» **GOAL OF THE EXERCISE**
List each line of the data that holds the string "cloud".

» **RECORDS SUPPLIED**
____________

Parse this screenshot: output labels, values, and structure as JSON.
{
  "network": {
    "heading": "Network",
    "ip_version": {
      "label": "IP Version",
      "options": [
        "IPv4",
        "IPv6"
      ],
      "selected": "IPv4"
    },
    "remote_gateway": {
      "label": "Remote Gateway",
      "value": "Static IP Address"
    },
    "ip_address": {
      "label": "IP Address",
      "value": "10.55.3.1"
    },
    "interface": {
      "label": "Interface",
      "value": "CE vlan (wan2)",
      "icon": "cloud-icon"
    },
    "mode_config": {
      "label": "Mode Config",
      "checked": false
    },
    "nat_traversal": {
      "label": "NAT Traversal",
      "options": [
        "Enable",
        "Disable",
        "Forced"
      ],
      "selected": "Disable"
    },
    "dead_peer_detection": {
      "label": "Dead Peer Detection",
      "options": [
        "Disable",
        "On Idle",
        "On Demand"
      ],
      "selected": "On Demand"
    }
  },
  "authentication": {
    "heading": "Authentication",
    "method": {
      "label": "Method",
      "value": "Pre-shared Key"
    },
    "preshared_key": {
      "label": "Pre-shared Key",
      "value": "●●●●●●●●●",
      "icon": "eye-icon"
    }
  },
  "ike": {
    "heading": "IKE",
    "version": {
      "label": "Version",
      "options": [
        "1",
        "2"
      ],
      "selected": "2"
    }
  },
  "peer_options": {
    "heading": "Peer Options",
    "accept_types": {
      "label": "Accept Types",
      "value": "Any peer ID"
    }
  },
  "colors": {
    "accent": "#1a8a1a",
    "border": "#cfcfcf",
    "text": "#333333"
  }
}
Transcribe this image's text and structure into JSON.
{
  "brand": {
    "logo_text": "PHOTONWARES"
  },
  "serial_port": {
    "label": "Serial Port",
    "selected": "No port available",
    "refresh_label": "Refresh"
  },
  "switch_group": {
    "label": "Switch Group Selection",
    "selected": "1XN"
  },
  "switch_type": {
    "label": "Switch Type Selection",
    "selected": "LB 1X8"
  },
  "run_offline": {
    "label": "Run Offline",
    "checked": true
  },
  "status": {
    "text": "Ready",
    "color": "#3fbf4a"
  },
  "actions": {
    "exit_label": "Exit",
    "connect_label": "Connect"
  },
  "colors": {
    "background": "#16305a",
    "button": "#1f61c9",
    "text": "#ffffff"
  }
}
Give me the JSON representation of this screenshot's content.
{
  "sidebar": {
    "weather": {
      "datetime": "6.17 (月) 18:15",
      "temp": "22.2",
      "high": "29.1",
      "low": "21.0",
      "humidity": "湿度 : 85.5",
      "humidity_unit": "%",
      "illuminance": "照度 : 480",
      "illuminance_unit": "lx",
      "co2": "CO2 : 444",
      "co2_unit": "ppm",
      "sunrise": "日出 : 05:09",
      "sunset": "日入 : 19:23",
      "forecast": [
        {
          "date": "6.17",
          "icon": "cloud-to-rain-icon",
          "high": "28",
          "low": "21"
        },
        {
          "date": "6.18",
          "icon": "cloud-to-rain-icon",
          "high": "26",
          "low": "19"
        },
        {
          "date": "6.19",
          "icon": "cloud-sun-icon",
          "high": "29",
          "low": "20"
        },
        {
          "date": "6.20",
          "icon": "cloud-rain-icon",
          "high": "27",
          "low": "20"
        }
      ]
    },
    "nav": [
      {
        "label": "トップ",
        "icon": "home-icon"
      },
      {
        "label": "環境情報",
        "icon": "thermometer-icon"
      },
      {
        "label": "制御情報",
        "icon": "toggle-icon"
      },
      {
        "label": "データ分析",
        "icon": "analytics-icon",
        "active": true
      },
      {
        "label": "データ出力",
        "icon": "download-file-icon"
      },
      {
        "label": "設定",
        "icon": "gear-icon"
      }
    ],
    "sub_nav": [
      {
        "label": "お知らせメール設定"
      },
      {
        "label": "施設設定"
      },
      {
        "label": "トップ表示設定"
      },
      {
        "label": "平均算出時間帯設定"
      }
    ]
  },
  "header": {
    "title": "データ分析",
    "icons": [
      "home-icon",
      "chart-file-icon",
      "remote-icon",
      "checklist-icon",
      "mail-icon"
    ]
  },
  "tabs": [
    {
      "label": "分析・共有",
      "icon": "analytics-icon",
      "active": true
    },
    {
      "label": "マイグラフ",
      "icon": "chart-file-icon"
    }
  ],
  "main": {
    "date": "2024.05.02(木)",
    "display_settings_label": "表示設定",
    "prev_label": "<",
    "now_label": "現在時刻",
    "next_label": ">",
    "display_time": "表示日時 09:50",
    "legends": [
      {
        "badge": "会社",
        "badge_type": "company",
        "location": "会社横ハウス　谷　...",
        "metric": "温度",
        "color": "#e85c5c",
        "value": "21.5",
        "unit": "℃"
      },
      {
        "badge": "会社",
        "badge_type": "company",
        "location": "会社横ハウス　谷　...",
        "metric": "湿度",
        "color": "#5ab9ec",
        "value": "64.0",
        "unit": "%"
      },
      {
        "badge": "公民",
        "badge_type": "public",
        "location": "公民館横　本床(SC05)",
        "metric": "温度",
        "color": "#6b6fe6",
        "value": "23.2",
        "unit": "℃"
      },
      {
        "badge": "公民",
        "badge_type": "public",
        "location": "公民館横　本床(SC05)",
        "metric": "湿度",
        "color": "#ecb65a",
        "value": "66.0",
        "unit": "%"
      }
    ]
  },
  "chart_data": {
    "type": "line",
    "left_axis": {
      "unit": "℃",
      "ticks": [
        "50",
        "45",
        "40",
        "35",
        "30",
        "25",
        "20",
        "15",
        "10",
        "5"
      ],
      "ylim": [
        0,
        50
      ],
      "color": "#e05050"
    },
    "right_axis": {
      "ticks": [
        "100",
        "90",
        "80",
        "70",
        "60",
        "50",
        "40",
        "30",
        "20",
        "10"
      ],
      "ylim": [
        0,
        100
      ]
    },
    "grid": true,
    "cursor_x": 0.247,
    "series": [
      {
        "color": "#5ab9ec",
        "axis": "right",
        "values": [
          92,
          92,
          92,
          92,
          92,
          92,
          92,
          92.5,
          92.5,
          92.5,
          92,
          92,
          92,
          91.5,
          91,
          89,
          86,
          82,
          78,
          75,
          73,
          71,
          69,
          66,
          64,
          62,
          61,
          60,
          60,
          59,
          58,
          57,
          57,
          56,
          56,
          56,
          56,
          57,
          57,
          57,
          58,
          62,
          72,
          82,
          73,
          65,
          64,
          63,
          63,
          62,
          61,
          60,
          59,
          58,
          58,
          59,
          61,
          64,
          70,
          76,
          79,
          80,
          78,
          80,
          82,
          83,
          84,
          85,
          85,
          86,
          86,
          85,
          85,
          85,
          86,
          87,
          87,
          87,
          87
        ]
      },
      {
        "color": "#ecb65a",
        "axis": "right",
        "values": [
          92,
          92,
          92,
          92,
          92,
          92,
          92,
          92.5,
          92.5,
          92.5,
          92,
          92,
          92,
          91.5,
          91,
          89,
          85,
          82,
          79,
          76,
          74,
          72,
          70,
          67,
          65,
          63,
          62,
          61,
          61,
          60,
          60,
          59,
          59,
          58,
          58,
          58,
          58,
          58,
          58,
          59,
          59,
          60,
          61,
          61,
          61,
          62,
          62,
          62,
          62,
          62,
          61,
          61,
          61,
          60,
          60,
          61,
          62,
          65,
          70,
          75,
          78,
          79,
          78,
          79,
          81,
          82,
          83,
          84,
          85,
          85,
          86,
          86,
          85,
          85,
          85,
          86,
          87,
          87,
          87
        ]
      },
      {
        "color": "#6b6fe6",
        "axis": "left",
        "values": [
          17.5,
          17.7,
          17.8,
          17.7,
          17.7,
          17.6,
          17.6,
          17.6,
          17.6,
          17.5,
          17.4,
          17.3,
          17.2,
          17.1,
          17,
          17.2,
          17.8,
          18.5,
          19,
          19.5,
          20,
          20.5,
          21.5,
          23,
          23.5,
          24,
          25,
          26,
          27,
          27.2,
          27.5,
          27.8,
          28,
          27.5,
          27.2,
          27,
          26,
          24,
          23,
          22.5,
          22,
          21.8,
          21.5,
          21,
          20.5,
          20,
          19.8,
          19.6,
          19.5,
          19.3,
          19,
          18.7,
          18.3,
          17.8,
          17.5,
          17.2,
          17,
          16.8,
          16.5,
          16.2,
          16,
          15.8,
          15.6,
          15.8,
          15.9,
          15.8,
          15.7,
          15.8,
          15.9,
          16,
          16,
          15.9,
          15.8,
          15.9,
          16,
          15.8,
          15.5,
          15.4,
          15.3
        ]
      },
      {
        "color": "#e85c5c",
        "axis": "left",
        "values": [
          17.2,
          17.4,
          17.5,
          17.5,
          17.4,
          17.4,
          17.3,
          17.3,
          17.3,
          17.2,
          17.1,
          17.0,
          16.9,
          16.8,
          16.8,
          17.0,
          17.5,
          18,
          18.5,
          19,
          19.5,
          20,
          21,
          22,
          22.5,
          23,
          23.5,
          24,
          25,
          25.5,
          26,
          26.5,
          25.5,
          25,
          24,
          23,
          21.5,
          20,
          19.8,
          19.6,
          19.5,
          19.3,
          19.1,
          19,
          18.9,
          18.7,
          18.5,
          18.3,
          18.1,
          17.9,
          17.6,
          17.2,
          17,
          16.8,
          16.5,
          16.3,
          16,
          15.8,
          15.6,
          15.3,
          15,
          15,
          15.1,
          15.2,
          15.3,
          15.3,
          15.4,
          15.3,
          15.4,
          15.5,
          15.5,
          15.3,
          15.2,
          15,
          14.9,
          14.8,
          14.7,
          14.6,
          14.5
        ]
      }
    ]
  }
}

____________

» **TASK OUTPUT**
      "icon": "cloud-icon"
          "icon": "cloud-to-rain-icon",
          "icon": "cloud-to-rain-icon",
          "icon": "cloud-sun-icon",
          "icon": "cloud-rain-icon",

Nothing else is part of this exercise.